**Exercise prompt**. Your task is to repeat all of the data exactly while excluding the pictures.

**Extracted information**.
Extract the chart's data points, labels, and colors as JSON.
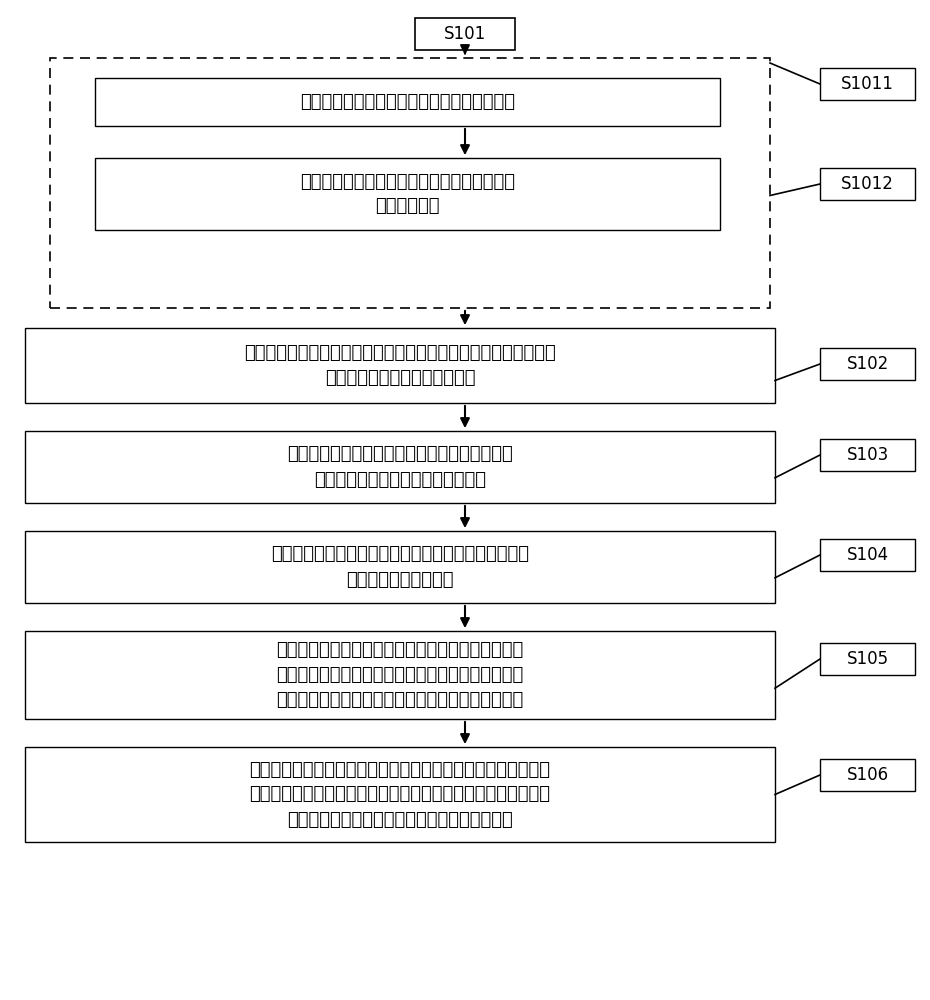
{
  "bg_color": "#ffffff",
  "font_size_main": 13,
  "font_size_label": 12,
  "font_size_step": 12,
  "s101_label": "S101",
  "s1011_label": "S1011",
  "s1012_label": "S1012",
  "s102_label": "S102",
  "s103_label": "S103",
  "s104_label": "S104",
  "s105_label": "S105",
  "s106_label": "S106",
  "box1_text": "通过低通滤波方式去除心电信号中的肌电干扰",
  "box2_text": "通过高通滤波方式去除基线漂移以及工频滤波\n去除工频干扰",
  "box3_text": "对预处理后的心电信号进行心搏定位得到特征心电信号，提取特征\n心电信号的心搏的波形特征参数",
  "box4_text": "对所述特征心电信号进行归一化处理，得到标准\n心电信号，提取标准心电信号的心搏",
  "box5_text": "将所述标准心电信号的心搏与模板心搏进行匹配，提取\n二者的匹配度特征参数",
  "box6_text": "将提取的特征心电信号的心搏的波形特征参数和匹配\n度特征参数作为心搏的特征向量输入到决策树分类器\n中，训练决策树分类器，得到训练后的决策树分类器",
  "box7_text": "将待检测的心电信号对应的特征心电信号的心搏的波形特征参数\n和对应的匹配度特征参数作为心搏的特征向量输入到所述训练后\n的决策树分类器中，输出该心搏类型的分类结果",
  "line_color": "#000000",
  "box_edge_color": "#000000",
  "dashed_box_color": "#000000",
  "text_color": "#000000"
}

**Exercise answer**.
Extract the chart's data points, labels, and colors as JSON.
{
  "bg_color": "#ffffff",
  "font_size_main": 13,
  "font_size_label": 12,
  "font_size_step": 12,
  "s101_label": "S101",
  "s1011_label": "S1011",
  "s1012_label": "S1012",
  "s102_label": "S102",
  "s103_label": "S103",
  "s104_label": "S104",
  "s105_label": "S105",
  "s106_label": "S106",
  "box1_text": "通过低通滤波方式去除心电信号中的肌电干扰",
  "box2_text": "通过高通滤波方式去除基线漂移以及工频滤波\n去除工频干扰",
  "box3_text": "对预处理后的心电信号进行心搏定位得到特征心电信号，提取特征\n心电信号的心搏的波形特征参数",
  "box4_text": "对所述特征心电信号进行归一化处理，得到标准\n心电信号，提取标准心电信号的心搏",
  "box5_text": "将所述标准心电信号的心搏与模板心搏进行匹配，提取\n二者的匹配度特征参数",
  "box6_text": "将提取的特征心电信号的心搏的波形特征参数和匹配\n度特征参数作为心搏的特征向量输入到决策树分类器\n中，训练决策树分类器，得到训练后的决策树分类器",
  "box7_text": "将待检测的心电信号对应的特征心电信号的心搏的波形特征参数\n和对应的匹配度特征参数作为心搏的特征向量输入到所述训练后\n的决策树分类器中，输出该心搏类型的分类结果",
  "line_color": "#000000",
  "box_edge_color": "#000000",
  "dashed_box_color": "#000000",
  "text_color": "#000000"
}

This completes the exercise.